- [Task details]: Tally the lines below that contain the word "určitých", and give only that number.

A block of data:
###

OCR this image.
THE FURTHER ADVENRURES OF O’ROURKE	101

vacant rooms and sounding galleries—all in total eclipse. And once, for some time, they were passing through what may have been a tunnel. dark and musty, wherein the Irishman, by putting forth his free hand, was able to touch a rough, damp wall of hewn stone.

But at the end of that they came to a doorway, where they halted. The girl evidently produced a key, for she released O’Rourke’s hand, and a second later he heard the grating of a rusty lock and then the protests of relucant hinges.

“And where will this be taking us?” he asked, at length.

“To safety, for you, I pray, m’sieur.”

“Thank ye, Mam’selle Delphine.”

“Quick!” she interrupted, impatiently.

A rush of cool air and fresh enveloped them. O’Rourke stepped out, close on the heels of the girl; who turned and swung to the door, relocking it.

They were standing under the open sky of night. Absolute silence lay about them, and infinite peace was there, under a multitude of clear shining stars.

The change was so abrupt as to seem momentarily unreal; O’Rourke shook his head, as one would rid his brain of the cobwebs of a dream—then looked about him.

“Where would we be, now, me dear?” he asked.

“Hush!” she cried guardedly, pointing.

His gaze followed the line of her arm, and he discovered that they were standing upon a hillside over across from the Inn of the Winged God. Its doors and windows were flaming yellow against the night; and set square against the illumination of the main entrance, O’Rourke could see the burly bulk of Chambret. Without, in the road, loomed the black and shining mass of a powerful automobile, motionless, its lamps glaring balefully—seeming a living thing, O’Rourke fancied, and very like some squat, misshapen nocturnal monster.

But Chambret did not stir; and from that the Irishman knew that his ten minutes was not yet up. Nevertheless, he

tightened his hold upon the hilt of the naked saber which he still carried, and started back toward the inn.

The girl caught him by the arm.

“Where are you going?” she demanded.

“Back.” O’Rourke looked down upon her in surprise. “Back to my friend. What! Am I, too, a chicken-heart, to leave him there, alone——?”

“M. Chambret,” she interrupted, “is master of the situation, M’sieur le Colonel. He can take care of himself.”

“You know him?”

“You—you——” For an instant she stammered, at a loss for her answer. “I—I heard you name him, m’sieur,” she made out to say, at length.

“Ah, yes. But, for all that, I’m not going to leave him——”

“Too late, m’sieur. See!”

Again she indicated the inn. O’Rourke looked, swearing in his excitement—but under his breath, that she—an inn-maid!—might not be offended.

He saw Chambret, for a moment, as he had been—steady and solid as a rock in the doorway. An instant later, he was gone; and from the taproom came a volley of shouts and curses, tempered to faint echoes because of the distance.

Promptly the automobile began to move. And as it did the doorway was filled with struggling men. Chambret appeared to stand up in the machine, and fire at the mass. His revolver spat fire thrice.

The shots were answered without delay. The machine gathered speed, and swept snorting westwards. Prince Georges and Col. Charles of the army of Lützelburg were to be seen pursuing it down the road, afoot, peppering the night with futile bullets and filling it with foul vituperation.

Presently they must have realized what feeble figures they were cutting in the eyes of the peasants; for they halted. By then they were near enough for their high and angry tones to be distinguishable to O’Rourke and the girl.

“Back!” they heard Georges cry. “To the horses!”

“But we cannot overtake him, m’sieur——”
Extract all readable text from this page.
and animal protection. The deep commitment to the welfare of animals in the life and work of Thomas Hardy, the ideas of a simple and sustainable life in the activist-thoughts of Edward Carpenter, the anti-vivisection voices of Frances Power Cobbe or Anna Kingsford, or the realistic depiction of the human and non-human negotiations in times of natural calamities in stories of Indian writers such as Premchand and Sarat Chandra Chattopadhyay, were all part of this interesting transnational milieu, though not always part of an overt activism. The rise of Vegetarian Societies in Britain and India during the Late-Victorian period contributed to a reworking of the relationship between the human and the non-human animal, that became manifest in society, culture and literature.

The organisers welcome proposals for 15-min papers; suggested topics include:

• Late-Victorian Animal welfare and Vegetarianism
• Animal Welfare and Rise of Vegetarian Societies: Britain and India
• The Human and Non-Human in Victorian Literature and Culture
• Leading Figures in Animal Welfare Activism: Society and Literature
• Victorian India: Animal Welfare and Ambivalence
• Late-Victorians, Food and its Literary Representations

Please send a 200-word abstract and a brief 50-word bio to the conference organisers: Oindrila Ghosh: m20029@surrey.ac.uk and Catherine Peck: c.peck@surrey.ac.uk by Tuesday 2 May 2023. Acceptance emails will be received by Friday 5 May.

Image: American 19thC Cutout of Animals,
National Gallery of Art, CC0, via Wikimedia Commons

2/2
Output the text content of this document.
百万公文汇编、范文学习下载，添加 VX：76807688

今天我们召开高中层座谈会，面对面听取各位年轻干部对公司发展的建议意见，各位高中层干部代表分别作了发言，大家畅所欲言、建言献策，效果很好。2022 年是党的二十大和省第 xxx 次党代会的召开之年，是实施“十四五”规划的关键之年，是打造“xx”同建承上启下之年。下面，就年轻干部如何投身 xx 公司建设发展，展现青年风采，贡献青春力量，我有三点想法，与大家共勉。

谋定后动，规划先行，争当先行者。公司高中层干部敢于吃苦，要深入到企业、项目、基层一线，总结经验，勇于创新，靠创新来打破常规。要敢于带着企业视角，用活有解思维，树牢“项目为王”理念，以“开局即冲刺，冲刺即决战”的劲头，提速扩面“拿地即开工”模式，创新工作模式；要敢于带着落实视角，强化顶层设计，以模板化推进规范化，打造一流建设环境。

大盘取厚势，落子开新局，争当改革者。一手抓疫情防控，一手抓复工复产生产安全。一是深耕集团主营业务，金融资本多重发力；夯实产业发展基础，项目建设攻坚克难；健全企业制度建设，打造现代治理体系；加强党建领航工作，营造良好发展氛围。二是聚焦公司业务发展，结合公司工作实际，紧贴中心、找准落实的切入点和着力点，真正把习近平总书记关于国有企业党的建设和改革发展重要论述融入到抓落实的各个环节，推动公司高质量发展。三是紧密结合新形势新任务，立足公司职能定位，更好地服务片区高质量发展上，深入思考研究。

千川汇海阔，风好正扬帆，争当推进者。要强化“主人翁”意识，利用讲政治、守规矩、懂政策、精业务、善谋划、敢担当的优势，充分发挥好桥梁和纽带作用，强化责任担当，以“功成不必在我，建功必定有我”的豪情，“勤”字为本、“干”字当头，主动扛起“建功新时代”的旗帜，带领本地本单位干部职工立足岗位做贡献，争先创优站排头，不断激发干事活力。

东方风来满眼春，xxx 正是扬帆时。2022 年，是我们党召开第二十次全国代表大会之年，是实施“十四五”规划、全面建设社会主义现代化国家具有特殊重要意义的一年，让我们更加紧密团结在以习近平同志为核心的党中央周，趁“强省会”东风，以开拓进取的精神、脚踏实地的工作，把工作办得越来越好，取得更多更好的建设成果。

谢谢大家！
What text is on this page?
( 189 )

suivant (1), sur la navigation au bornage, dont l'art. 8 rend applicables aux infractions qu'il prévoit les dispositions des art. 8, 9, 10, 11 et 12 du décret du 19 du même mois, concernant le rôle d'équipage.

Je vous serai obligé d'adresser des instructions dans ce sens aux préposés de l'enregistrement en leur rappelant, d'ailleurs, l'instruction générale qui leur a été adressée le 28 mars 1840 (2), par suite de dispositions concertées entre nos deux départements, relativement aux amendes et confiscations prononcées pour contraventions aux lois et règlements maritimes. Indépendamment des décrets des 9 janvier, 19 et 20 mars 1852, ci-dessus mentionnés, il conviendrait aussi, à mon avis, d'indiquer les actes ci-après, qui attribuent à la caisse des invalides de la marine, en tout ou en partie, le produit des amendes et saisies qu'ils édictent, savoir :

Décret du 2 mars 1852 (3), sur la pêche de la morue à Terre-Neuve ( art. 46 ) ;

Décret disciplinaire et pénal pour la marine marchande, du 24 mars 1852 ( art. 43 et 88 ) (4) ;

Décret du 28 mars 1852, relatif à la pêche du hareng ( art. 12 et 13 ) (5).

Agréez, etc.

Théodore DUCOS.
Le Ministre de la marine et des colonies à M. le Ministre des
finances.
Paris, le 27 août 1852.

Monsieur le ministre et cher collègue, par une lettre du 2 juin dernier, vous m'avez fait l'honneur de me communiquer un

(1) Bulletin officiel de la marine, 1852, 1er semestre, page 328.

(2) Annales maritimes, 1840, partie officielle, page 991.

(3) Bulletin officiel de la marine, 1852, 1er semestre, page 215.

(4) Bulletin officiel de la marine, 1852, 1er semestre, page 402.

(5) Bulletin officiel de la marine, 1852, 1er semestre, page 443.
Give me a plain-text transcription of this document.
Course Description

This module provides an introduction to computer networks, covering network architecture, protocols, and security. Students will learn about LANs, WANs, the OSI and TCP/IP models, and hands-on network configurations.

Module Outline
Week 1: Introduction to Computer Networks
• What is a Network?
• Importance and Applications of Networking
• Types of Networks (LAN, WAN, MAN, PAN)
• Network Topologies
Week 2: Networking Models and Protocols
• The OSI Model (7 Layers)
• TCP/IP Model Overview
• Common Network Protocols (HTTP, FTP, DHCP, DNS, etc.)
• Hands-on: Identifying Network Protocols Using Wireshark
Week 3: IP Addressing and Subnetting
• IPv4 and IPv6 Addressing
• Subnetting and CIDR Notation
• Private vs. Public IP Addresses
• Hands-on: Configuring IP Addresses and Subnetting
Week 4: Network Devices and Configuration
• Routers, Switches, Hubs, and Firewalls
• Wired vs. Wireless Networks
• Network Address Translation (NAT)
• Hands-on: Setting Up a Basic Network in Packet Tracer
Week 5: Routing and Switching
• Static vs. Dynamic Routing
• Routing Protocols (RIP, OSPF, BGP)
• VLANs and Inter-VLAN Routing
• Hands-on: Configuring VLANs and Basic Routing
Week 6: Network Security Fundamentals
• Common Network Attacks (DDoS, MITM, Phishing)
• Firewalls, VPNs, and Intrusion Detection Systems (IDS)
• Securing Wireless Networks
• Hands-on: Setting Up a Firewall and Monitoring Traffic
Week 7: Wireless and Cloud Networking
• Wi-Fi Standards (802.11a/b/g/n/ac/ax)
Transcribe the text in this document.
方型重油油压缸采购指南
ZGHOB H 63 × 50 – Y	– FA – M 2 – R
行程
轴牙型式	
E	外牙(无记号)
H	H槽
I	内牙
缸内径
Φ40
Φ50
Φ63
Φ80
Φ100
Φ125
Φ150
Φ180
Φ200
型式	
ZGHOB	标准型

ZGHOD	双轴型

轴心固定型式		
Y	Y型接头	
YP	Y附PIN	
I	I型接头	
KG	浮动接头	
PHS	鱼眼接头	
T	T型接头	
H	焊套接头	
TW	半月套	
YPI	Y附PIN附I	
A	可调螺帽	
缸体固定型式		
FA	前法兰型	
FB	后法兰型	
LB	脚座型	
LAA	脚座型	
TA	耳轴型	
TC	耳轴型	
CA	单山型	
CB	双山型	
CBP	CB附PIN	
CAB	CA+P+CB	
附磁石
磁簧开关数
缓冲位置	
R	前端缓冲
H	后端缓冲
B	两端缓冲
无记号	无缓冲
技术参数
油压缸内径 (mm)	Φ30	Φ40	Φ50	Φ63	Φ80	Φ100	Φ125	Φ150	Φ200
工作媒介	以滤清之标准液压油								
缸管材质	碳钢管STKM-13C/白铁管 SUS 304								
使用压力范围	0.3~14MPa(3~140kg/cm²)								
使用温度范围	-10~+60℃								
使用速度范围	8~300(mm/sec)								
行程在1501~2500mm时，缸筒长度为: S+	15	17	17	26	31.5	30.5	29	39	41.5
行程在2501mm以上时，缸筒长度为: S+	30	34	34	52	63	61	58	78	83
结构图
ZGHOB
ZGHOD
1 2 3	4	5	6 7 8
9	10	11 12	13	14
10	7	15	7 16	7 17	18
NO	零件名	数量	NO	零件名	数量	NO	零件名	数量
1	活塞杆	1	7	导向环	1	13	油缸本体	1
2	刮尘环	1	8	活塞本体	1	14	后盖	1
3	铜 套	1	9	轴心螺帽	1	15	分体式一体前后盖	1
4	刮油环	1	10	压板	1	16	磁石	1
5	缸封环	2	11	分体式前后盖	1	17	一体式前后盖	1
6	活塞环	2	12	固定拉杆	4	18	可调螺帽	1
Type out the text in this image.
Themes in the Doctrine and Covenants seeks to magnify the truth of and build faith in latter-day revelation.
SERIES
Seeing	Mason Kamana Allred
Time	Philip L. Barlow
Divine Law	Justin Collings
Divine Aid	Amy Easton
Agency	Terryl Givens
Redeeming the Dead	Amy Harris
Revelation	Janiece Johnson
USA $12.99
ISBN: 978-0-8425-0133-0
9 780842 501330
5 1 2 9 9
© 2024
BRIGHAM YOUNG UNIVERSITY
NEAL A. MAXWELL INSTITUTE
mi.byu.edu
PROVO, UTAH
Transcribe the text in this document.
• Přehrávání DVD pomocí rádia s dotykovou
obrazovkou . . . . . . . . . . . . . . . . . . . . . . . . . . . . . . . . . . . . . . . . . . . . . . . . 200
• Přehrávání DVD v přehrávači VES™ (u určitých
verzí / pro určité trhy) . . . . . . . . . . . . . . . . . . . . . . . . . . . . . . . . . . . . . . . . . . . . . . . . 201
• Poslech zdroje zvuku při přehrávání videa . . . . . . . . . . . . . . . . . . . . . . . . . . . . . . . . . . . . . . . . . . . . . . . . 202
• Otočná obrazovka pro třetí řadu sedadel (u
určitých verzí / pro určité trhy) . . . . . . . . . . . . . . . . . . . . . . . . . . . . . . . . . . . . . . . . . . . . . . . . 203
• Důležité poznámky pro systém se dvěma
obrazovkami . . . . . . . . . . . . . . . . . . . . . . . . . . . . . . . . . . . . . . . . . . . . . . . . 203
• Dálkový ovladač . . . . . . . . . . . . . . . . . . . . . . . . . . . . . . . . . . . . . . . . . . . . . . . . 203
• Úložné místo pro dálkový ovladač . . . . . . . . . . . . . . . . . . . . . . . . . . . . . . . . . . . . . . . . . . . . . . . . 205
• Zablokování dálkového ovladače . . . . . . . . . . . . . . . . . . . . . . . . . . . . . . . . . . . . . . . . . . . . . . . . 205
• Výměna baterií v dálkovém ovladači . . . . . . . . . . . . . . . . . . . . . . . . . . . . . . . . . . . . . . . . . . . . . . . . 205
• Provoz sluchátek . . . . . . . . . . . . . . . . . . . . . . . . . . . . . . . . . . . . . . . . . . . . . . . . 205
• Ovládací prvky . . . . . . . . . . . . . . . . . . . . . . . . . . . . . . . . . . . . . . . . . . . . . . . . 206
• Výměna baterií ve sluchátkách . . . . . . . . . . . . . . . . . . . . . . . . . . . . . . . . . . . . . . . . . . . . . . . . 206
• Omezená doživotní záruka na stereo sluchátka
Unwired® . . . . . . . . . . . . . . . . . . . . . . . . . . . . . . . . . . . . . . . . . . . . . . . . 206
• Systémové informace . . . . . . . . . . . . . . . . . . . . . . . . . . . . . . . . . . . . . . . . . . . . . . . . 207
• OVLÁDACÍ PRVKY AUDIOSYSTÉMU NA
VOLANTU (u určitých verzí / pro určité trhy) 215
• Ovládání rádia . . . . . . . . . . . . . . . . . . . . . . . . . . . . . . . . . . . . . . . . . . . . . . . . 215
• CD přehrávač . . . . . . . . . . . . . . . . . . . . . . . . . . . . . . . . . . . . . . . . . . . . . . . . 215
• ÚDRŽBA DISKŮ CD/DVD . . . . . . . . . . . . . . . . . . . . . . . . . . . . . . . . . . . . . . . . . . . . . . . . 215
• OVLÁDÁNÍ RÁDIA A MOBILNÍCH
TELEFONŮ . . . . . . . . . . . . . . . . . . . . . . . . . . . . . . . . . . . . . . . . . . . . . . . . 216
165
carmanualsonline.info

###

- [Exercise result]: 3